◆ **Work instructions**: Go through the data and copy every line exactly, but not the images.

Dataset items
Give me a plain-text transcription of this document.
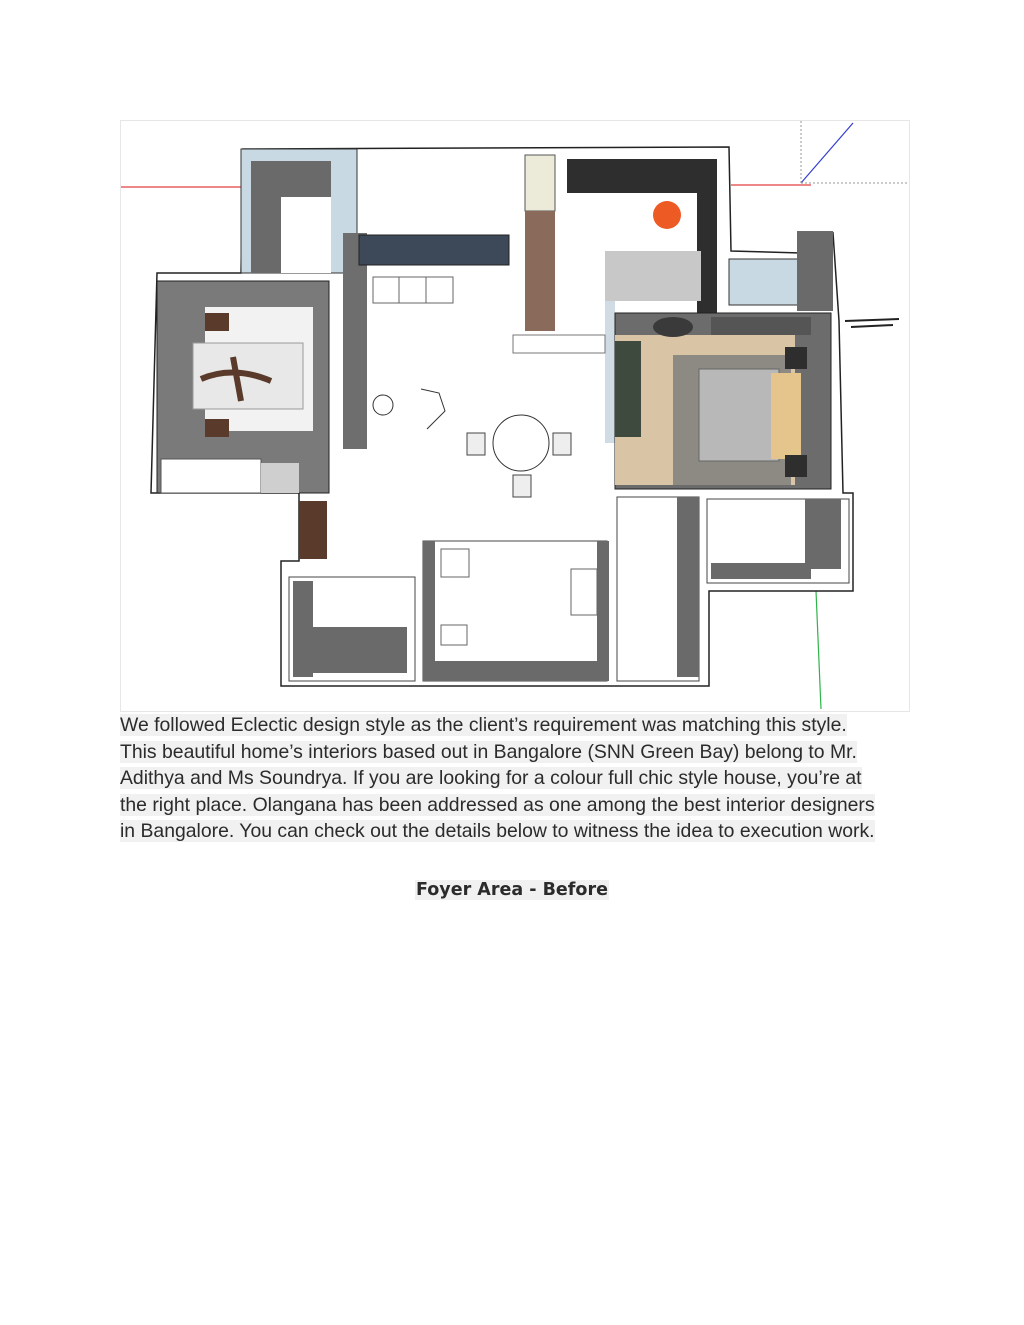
We followed Eclectic design style as the client’s requirement was matching this style.
This beautiful home’s interiors based out in Bangalore (SNN Green Bay) belong to Mr.
Adithya and Ms Soundrya. If you are looking for a colour full chic style house, you’re at
the right place. Olangana has been addressed as one among the best interior designers
in Bangalore. You can check out the details below to witness the idea to execution work.
Foyer Area - Before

◆ **Final answer**:
Give me a plain-text transcription of this document.
We followed Eclectic design style as the client’s requirement was matching this style.
This beautiful home’s interiors based out in Bangalore (SNN Green Bay) belong to Mr.
Adithya and Ms Soundrya. If you are looking for a colour full chic style house, you’re at
the right place. Olangana has been addressed as one among the best interior designers
in Bangalore. You can check out the details below to witness the idea to execution work.
Foyer Area - Before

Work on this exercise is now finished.